Retype all material exactly. Pictures stay out of the copy.

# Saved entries
* * * * * * * * *

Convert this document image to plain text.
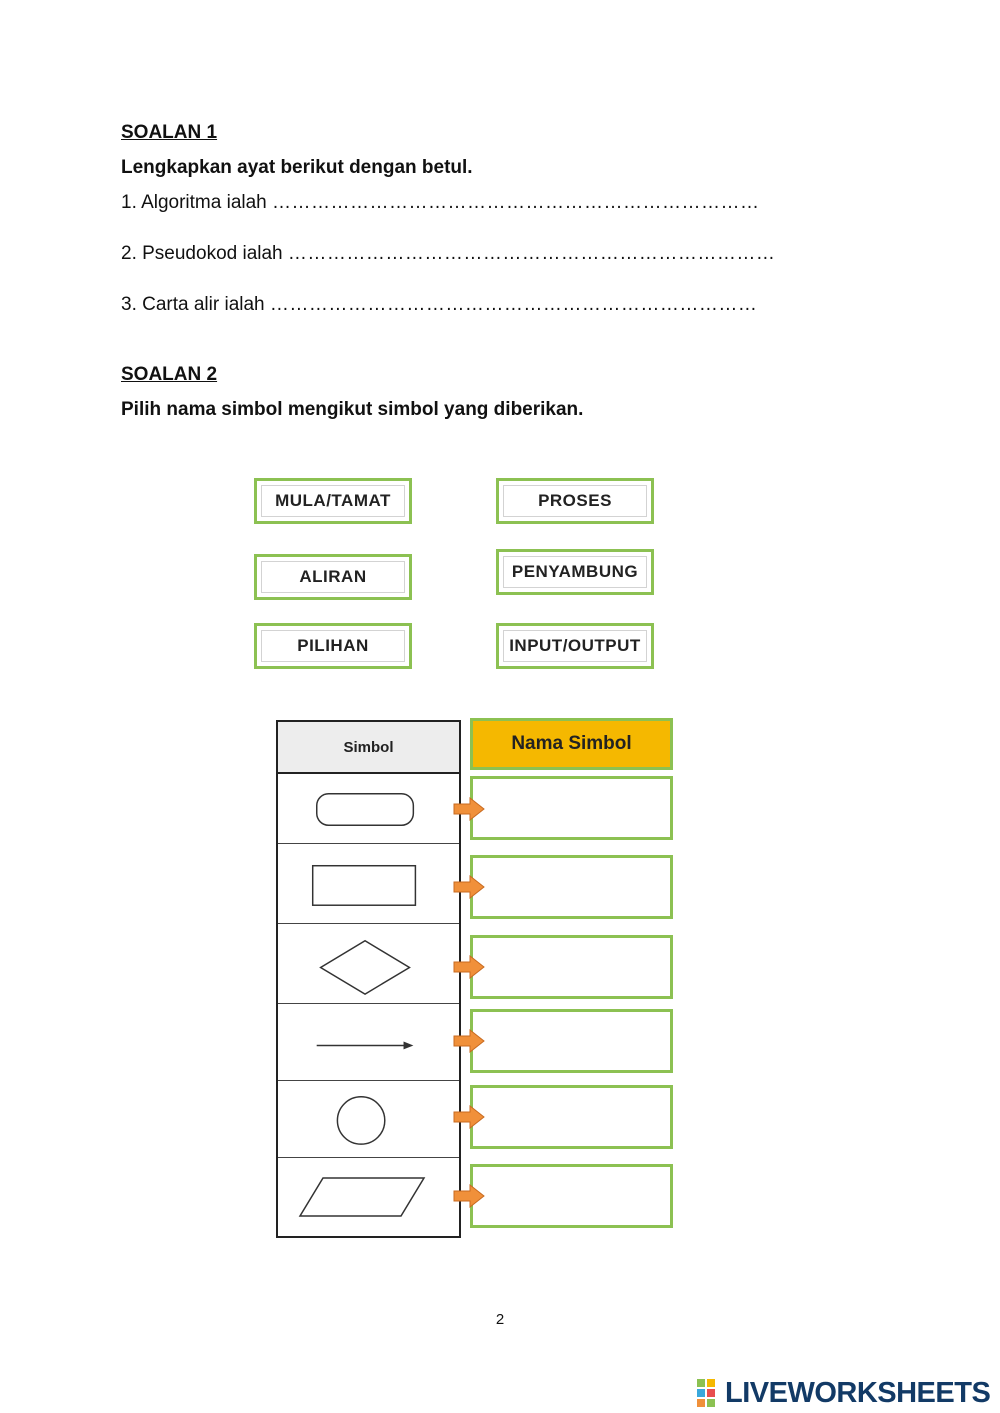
SOALAN 1
Lengkapkan ayat berikut dengan betul.
1. Algoritma ialah …………………………………………………………………
2. Pseudokod ialah …………………………………………………………………
3. Carta alir ialah …………………………………………………………………
SOALAN 2
Pilih nama simbol mengikut simbol yang diberikan.
MULA/TAMAT	PROSES
ALIRAN	PENYAMBUNG
PILIHAN	INPUT/OUTPUT
Simbol	Nama Simbol
2
LIVEWORKSHEETS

* * * * * * * * *

# EXERCISE RESULT
Convert this document image to plain text.
SOALAN 1
Lengkapkan ayat berikut dengan betul.
1. Algoritma ialah …………………………………………………………………
2. Pseudokod ialah …………………………………………………………………
3. Carta alir ialah …………………………………………………………………
SOALAN 2
Pilih nama simbol mengikut simbol yang diberikan.
MULA/TAMAT	PROSES
ALIRAN	PENYAMBUNG
PILIHAN	INPUT/OUTPUT
Simbol	Nama Simbol
2
LIVEWORKSHEETS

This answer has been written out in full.